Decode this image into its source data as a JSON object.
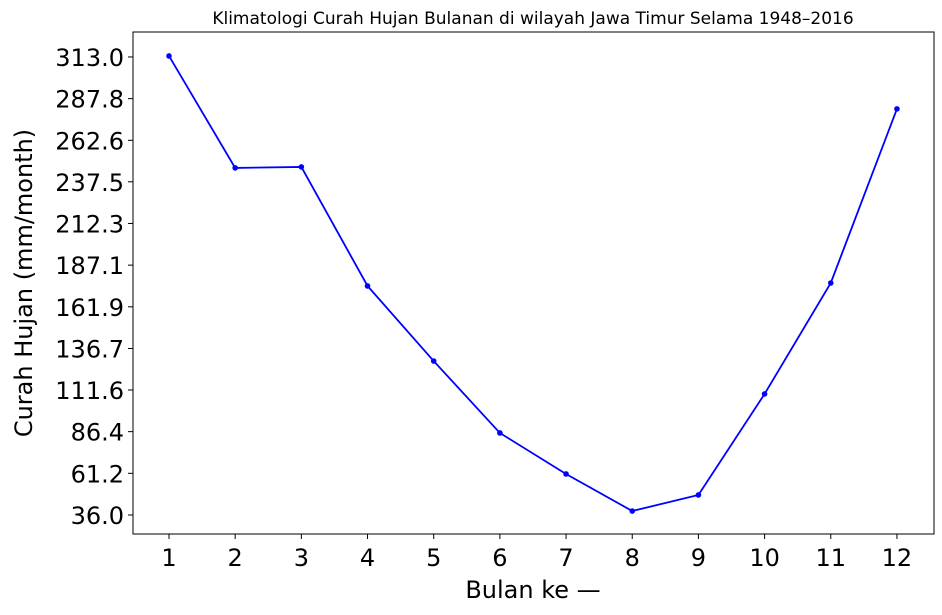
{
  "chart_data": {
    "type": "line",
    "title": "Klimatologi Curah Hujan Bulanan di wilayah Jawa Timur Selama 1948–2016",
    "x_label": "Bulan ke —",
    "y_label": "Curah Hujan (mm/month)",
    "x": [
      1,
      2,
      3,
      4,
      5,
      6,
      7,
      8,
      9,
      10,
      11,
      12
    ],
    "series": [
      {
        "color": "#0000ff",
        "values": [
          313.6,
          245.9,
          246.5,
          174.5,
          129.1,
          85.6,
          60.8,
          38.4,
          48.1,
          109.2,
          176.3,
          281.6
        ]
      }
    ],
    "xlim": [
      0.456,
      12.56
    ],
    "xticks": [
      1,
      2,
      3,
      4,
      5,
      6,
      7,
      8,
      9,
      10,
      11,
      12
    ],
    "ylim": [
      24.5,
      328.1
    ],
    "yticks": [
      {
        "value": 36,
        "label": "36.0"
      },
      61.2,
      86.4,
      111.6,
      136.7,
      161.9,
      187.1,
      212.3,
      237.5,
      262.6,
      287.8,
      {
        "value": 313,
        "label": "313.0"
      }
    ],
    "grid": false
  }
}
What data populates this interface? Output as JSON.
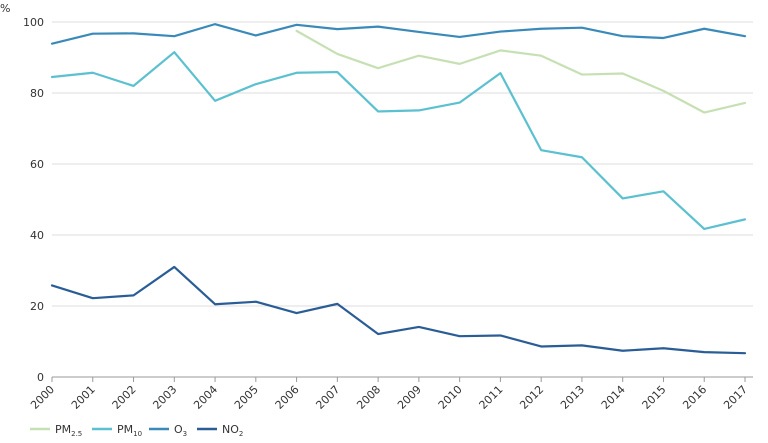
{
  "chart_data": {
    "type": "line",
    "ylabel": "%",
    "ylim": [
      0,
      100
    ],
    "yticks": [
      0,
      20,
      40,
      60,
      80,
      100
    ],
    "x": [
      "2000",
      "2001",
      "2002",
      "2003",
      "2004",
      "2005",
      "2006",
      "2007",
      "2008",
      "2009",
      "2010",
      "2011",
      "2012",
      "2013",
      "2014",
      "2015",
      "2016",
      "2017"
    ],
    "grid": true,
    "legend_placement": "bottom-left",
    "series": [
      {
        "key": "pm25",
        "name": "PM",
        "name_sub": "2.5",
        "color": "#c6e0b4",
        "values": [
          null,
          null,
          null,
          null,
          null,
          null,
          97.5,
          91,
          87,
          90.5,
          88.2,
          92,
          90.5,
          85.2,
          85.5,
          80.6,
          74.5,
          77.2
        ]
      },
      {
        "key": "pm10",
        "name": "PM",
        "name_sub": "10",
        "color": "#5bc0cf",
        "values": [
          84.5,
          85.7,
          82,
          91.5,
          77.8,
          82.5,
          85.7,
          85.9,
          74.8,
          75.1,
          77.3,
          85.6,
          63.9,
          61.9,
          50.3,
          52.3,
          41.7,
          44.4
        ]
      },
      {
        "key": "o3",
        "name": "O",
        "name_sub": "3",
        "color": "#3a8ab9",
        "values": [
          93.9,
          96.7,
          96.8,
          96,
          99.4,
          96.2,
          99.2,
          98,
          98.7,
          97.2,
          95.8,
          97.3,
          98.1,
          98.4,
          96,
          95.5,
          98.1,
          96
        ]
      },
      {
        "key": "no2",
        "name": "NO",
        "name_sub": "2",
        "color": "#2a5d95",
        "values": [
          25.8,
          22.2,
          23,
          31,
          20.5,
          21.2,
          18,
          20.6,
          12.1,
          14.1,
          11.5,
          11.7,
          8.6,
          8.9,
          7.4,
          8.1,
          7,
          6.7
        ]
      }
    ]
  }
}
---
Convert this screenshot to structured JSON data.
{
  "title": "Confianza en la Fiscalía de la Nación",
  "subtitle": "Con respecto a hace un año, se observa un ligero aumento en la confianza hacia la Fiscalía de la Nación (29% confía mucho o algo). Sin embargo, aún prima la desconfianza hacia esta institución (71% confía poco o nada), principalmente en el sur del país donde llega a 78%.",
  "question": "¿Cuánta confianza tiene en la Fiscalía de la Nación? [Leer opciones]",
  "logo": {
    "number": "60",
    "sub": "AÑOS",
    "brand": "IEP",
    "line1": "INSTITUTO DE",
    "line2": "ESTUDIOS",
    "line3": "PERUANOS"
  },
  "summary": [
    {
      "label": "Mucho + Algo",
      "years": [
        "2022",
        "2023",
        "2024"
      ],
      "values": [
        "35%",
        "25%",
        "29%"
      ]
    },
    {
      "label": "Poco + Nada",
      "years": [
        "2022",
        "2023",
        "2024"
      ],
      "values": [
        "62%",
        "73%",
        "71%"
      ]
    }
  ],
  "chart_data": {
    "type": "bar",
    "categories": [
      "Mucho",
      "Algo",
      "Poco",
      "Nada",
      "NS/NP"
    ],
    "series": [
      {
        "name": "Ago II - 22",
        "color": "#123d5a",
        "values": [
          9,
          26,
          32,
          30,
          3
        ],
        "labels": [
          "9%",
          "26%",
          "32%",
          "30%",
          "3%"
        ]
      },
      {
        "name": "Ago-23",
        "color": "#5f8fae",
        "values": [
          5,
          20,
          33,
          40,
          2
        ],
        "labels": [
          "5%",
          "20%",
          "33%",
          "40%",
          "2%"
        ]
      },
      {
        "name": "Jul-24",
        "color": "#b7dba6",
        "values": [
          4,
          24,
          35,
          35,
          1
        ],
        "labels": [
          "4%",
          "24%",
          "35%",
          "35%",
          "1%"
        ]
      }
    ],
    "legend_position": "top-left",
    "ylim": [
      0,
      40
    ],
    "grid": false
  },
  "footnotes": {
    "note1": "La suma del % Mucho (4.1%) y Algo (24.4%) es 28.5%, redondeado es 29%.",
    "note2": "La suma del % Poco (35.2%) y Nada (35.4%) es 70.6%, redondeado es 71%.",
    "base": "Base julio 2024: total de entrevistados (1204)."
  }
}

> **Aim**
Check each line above for the string "suma" and report how many lines have it, giving only the number.

> **Finished task**
2